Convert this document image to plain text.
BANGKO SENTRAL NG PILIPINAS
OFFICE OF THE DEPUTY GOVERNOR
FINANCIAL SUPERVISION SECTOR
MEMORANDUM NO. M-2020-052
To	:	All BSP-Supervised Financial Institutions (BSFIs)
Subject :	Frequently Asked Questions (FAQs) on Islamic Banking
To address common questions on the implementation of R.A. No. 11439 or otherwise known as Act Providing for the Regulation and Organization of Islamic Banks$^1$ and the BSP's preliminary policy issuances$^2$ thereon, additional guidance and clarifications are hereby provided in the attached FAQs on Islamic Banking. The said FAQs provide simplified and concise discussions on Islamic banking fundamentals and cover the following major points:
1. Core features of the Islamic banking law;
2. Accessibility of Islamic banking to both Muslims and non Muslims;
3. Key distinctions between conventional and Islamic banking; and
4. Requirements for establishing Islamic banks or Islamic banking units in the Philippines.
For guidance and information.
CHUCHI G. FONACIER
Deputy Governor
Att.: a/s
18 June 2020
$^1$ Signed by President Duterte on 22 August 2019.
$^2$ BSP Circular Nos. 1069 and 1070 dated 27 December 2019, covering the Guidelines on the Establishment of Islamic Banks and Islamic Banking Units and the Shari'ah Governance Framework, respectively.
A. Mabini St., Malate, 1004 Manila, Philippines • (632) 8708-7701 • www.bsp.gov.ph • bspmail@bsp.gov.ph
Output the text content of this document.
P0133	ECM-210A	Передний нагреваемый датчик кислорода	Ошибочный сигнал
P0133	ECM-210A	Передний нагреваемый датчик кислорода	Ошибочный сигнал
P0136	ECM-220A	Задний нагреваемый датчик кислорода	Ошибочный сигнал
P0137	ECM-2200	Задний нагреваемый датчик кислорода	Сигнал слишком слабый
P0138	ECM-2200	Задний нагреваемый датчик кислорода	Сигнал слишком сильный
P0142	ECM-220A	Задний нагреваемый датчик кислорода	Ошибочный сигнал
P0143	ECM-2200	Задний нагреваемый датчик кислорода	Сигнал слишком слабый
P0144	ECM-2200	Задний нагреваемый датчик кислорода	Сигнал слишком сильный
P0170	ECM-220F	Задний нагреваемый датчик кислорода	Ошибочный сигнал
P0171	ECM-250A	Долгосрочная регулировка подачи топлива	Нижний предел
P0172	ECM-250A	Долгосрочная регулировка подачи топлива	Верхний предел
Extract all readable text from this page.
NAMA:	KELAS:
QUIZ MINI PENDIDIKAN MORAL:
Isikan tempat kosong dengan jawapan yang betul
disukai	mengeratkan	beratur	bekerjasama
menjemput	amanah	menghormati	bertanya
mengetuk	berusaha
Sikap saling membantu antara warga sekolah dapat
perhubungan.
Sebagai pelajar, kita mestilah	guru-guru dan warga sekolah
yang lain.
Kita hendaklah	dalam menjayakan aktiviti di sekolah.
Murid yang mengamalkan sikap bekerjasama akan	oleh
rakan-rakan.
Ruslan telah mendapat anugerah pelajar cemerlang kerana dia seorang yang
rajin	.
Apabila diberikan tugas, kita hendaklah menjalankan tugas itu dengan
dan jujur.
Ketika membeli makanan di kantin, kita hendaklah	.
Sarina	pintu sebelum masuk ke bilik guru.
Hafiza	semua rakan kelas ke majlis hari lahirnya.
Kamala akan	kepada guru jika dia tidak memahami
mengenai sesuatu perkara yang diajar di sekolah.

***

— Directive —
Reproduce exactly the lines from the one containing "Extract all readable text from this page." through the last line of the records above, including both, and nothing else.

— Exercise output —
Extract all readable text from this page.
NAMA:	KELAS:
QUIZ MINI PENDIDIKAN MORAL:
Isikan tempat kosong dengan jawapan yang betul
disukai	mengeratkan	beratur	bekerjasama
menjemput	amanah	menghormati	bertanya
mengetuk	berusaha
Sikap saling membantu antara warga sekolah dapat
perhubungan.
Sebagai pelajar, kita mestilah	guru-guru dan warga sekolah
yang lain.
Kita hendaklah	dalam menjayakan aktiviti di sekolah.
Murid yang mengamalkan sikap bekerjasama akan	oleh
rakan-rakan.
Ruslan telah mendapat anugerah pelajar cemerlang kerana dia seorang yang
rajin	.
Apabila diberikan tugas, kita hendaklah menjalankan tugas itu dengan
dan jujur.
Ketika membeli makanan di kantin, kita hendaklah	.
Sarina	pintu sebelum masuk ke bilik guru.
Hafiza	semua rakan kelas ke majlis hari lahirnya.
Kamala akan	kepada guru jika dia tidak memahami
mengenai sesuatu perkara yang diajar di sekolah.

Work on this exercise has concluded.